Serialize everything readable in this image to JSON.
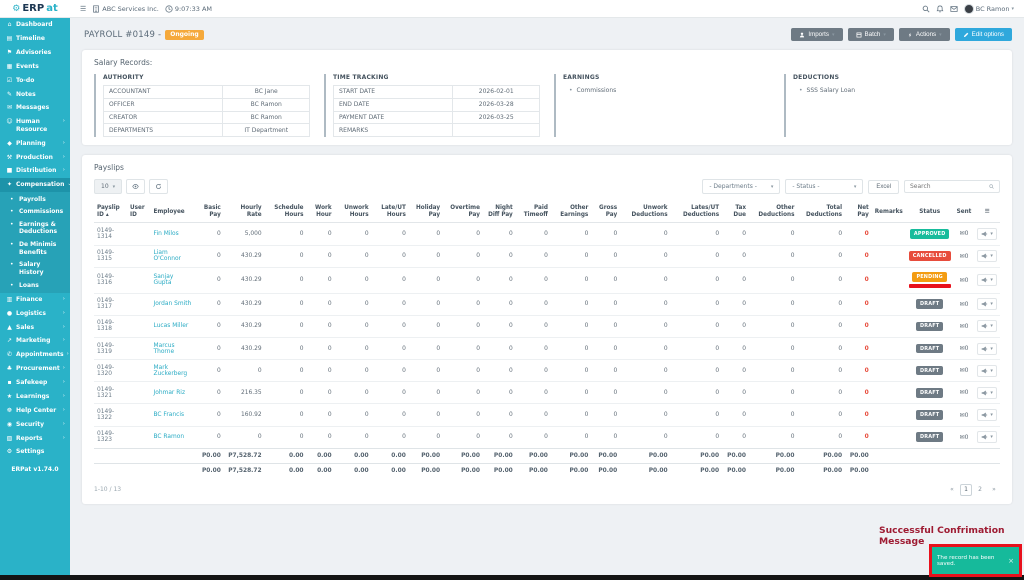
{
  "brand": {
    "logo_primary": "ERP",
    "logo_accent": "at",
    "gear_icon": "⚙"
  },
  "topbar": {
    "menu_icon": "☰",
    "company": "ABC Services Inc.",
    "time": "9:07:33 AM",
    "user": "BC Ramon"
  },
  "sidebar": {
    "version": "ERPat v1.74.0",
    "items": [
      {
        "label": "Dashboard",
        "icon": "⌂"
      },
      {
        "label": "Timeline",
        "icon": "▤"
      },
      {
        "label": "Advisories",
        "icon": "⚑"
      },
      {
        "label": "Events",
        "icon": "▦"
      },
      {
        "label": "To-do",
        "icon": "☑"
      },
      {
        "label": "Notes",
        "icon": "✎"
      },
      {
        "label": "Messages",
        "icon": "✉"
      },
      {
        "label": "Human Resource",
        "icon": "☺",
        "arrow": true
      },
      {
        "label": "Planning",
        "icon": "◆",
        "arrow": true
      },
      {
        "label": "Production",
        "icon": "⚒",
        "arrow": true
      },
      {
        "label": "Distribution",
        "icon": "■",
        "arrow": true
      },
      {
        "label": "Compensation",
        "icon": "✦",
        "expanded": true,
        "active": true,
        "children": [
          "Payrolls",
          "Commissions",
          "Earnings & Deductions",
          "De Minimis Benefits",
          "Salary History",
          "Loans"
        ]
      },
      {
        "label": "Finance",
        "icon": "▥",
        "arrow": true
      },
      {
        "label": "Logistics",
        "icon": "●",
        "arrow": true
      },
      {
        "label": "Sales",
        "icon": "▲",
        "arrow": true
      },
      {
        "label": "Marketing",
        "icon": "↗",
        "arrow": true
      },
      {
        "label": "Appointments",
        "icon": "✆",
        "arrow": true
      },
      {
        "label": "Procurement",
        "icon": "♣",
        "arrow": true
      },
      {
        "label": "Safekeep",
        "icon": "▪",
        "arrow": true
      },
      {
        "label": "Learnings",
        "icon": "★",
        "arrow": true
      },
      {
        "label": "Help Center",
        "icon": "☸",
        "arrow": true
      },
      {
        "label": "Security",
        "icon": "◉",
        "arrow": true
      },
      {
        "label": "Reports",
        "icon": "▧",
        "arrow": true
      },
      {
        "label": "Settings",
        "icon": "⚙"
      }
    ]
  },
  "page": {
    "title": "PAYROLL #0149 -",
    "status_badge": "Ongoing",
    "actions": {
      "imports": "Imports",
      "batch": "Batch",
      "actions": "Actions",
      "edit": "Edit options"
    }
  },
  "salary_records": {
    "title": "Salary Records:",
    "authority": {
      "title": "AUTHORITY",
      "rows": [
        [
          "ACCOUNTANT",
          "BC Jane"
        ],
        [
          "OFFICER",
          "BC Ramon"
        ],
        [
          "CREATOR",
          "BC Ramon"
        ],
        [
          "DEPARTMENTS",
          "IT Department"
        ]
      ]
    },
    "time_tracking": {
      "title": "TIME TRACKING",
      "rows": [
        [
          "START DATE",
          "2026-02-01"
        ],
        [
          "END DATE",
          "2026-03-28"
        ],
        [
          "PAYMENT DATE",
          "2026-03-25"
        ],
        [
          "REMARKS",
          ""
        ]
      ]
    },
    "earnings": {
      "title": "EARNINGS",
      "items": [
        "Commissions"
      ]
    },
    "deductions": {
      "title": "DEDUCTIONS",
      "items": [
        "SSS Salary Loan"
      ]
    }
  },
  "payslips": {
    "title": "Payslips",
    "toolbar": {
      "page_size": "10",
      "departments_filter": "- Departments -",
      "status_filter": "- Status -",
      "excel_label": "Excel",
      "search_placeholder": "Search"
    },
    "columns": [
      "Payslip ID",
      "User ID",
      "Employee",
      "Basic Pay",
      "Hourly Rate",
      "Schedule Hours",
      "Work Hour",
      "Unwork Hours",
      "Late/UT Hours",
      "Holiday Pay",
      "Overtime Pay",
      "Night Diff Pay",
      "Paid Timeoff",
      "Other Earnings",
      "Gross Pay",
      "Unwork Deductions",
      "Lates/UT Deductions",
      "Tax Due",
      "Other Deductions",
      "Total Deductions",
      "Net Pay",
      "Remarks",
      "Status",
      "Sent",
      "☰"
    ],
    "rows": [
      {
        "id": "0149-1314",
        "user_id": "",
        "employee": "Fin Milos",
        "numeric": [
          "0",
          "5,000",
          "0",
          "0",
          "0",
          "0",
          "0",
          "0",
          "0",
          "0",
          "0",
          "0",
          "0",
          "0",
          "0",
          "0",
          "0",
          "0"
        ],
        "remarks": "",
        "status": "APPROVED",
        "sent": "0"
      },
      {
        "id": "0149-1315",
        "user_id": "",
        "employee": "Liam O'Connor",
        "numeric": [
          "0",
          "430.29",
          "0",
          "0",
          "0",
          "0",
          "0",
          "0",
          "0",
          "0",
          "0",
          "0",
          "0",
          "0",
          "0",
          "0",
          "0",
          "0"
        ],
        "remarks": "",
        "status": "CANCELLED",
        "sent": "0"
      },
      {
        "id": "0149-1316",
        "user_id": "",
        "employee": "Sanjay Gupta",
        "numeric": [
          "0",
          "430.29",
          "0",
          "0",
          "0",
          "0",
          "0",
          "0",
          "0",
          "0",
          "0",
          "0",
          "0",
          "0",
          "0",
          "0",
          "0",
          "0"
        ],
        "remarks": "",
        "status": "PENDING",
        "sent": "0",
        "marked": true
      },
      {
        "id": "0149-1317",
        "user_id": "",
        "employee": "Jordan Smith",
        "numeric": [
          "0",
          "430.29",
          "0",
          "0",
          "0",
          "0",
          "0",
          "0",
          "0",
          "0",
          "0",
          "0",
          "0",
          "0",
          "0",
          "0",
          "0",
          "0"
        ],
        "remarks": "",
        "status": "DRAFT",
        "sent": "0"
      },
      {
        "id": "0149-1318",
        "user_id": "",
        "employee": "Lucas Miller",
        "numeric": [
          "0",
          "430.29",
          "0",
          "0",
          "0",
          "0",
          "0",
          "0",
          "0",
          "0",
          "0",
          "0",
          "0",
          "0",
          "0",
          "0",
          "0",
          "0"
        ],
        "remarks": "",
        "status": "DRAFT",
        "sent": "0"
      },
      {
        "id": "0149-1319",
        "user_id": "",
        "employee": "Marcus Thorne",
        "numeric": [
          "0",
          "430.29",
          "0",
          "0",
          "0",
          "0",
          "0",
          "0",
          "0",
          "0",
          "0",
          "0",
          "0",
          "0",
          "0",
          "0",
          "0",
          "0"
        ],
        "remarks": "",
        "status": "DRAFT",
        "sent": "0"
      },
      {
        "id": "0149-1320",
        "user_id": "",
        "employee": "Mark Zuckerberg",
        "numeric": [
          "0",
          "0",
          "0",
          "0",
          "0",
          "0",
          "0",
          "0",
          "0",
          "0",
          "0",
          "0",
          "0",
          "0",
          "0",
          "0",
          "0",
          "0"
        ],
        "remarks": "",
        "status": "DRAFT",
        "sent": "0"
      },
      {
        "id": "0149-1321",
        "user_id": "",
        "employee": "Johmar Riz",
        "numeric": [
          "0",
          "216.35",
          "0",
          "0",
          "0",
          "0",
          "0",
          "0",
          "0",
          "0",
          "0",
          "0",
          "0",
          "0",
          "0",
          "0",
          "0",
          "0"
        ],
        "remarks": "",
        "status": "DRAFT",
        "sent": "0"
      },
      {
        "id": "0149-1322",
        "user_id": "",
        "employee": "BC Francis",
        "numeric": [
          "0",
          "160.92",
          "0",
          "0",
          "0",
          "0",
          "0",
          "0",
          "0",
          "0",
          "0",
          "0",
          "0",
          "0",
          "0",
          "0",
          "0",
          "0"
        ],
        "remarks": "",
        "status": "DRAFT",
        "sent": "0"
      },
      {
        "id": "0149-1323",
        "user_id": "",
        "employee": "BC Ramon",
        "numeric": [
          "0",
          "0",
          "0",
          "0",
          "0",
          "0",
          "0",
          "0",
          "0",
          "0",
          "0",
          "0",
          "0",
          "0",
          "0",
          "0",
          "0",
          "0"
        ],
        "remarks": "",
        "status": "DRAFT",
        "sent": "0"
      }
    ],
    "summary_rows": [
      [
        "P0.00",
        "P7,528.72",
        "0.00",
        "0.00",
        "0.00",
        "0.00",
        "P0.00",
        "P0.00",
        "P0.00",
        "P0.00",
        "P0.00",
        "P0.00",
        "P0.00",
        "P0.00",
        "P0.00",
        "P0.00",
        "P0.00",
        "P0.00"
      ],
      [
        "P0.00",
        "P7,528.72",
        "0.00",
        "0.00",
        "0.00",
        "0.00",
        "P0.00",
        "P0.00",
        "P0.00",
        "P0.00",
        "P0.00",
        "P0.00",
        "P0.00",
        "P0.00",
        "P0.00",
        "P0.00",
        "P0.00",
        "P0.00"
      ]
    ],
    "footer": {
      "range": "1-10 / 13",
      "pages": [
        "«",
        "1",
        "2",
        "»"
      ],
      "active_page": "1"
    }
  },
  "annotation": {
    "label": "Successful Confrimation Message",
    "toast": "The record has been saved.",
    "close": "×"
  },
  "colors": {
    "sidebar": "#2ab2c8",
    "sidebar_active": "#1d93a9",
    "primary_button": "#2fa8dc",
    "gray_button": "#6e7a84",
    "ongoing_badge": "#f5a93b",
    "approved": "#18bc9c",
    "cancelled": "#e74c3c",
    "pending": "#f39c12",
    "draft": "#6e7a84",
    "toast": "#16ba9b",
    "highlight": "#e8111c",
    "annotation_text": "#9e1b32",
    "link": "#2aabc4",
    "net_pay": "#e74c3c"
  }
}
■ ■ ■ ■ ■ ■ ■
INSTRUCTIONS FOR THE TASK :: List every line from the entries above in which "Hours" appears.

TASK ANSWER ::
      "Schedule Hours",
      "Unwork Hours",
      "Late/UT Hours",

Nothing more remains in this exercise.